### THE REQUEST
Provide the number of lines containing the word "costs", and nothing else.

### GIVEN DATA
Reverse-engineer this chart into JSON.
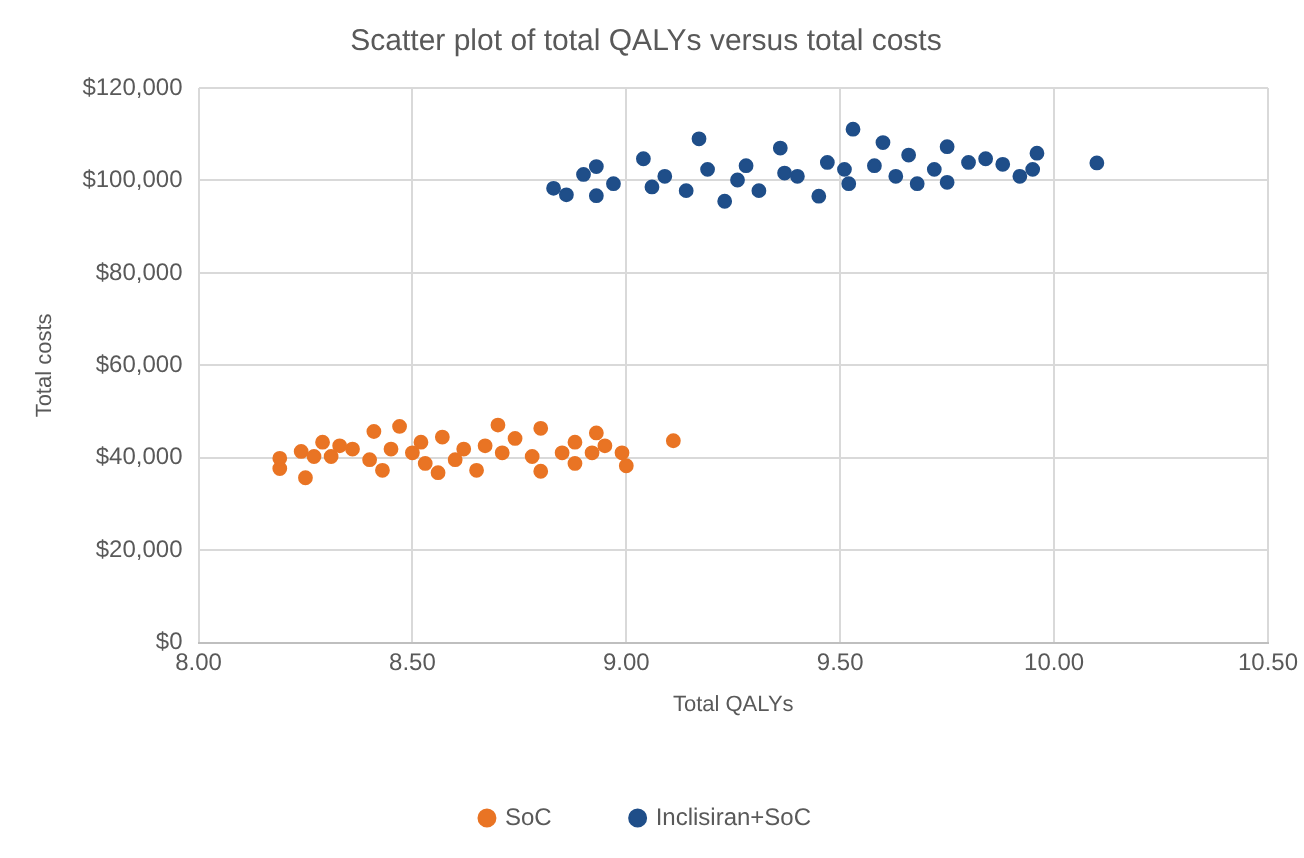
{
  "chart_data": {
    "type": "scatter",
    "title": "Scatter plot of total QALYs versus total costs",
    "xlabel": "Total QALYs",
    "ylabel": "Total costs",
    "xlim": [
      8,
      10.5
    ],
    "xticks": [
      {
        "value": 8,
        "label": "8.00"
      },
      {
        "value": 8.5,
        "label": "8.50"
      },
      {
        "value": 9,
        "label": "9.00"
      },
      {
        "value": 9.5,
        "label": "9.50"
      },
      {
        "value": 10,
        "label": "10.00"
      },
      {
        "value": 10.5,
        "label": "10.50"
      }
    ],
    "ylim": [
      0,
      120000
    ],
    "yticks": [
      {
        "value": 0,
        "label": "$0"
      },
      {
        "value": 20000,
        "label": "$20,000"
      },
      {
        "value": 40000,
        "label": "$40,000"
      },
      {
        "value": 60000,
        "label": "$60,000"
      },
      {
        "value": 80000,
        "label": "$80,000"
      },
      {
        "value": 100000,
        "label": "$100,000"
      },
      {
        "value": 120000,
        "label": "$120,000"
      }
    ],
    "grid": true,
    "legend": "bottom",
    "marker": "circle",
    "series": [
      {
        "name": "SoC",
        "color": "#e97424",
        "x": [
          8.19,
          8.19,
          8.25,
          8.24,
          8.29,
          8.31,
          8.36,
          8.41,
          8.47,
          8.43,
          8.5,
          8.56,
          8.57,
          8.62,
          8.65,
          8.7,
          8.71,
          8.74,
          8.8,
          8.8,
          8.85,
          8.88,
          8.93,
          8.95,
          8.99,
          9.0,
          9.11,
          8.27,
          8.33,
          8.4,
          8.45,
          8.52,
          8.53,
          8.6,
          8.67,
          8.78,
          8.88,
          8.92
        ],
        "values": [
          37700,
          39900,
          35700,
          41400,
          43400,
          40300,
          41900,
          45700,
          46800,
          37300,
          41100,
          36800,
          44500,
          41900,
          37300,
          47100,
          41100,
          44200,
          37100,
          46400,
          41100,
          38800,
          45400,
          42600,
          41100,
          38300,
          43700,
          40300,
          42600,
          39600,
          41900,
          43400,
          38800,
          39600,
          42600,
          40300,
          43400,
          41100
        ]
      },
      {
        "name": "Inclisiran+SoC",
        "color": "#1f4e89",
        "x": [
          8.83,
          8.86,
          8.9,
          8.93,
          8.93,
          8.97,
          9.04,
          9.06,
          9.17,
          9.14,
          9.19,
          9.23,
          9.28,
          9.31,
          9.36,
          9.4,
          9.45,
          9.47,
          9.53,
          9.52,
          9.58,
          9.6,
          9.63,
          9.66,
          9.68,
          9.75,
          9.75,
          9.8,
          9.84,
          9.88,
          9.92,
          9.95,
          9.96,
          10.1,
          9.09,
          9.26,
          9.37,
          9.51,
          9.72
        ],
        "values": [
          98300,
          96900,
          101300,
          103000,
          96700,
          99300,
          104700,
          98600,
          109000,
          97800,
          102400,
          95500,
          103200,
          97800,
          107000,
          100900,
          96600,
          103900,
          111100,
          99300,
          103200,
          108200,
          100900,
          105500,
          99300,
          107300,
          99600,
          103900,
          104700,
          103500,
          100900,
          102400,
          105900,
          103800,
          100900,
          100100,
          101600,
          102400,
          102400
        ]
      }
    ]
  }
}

### RESULT BELOW
2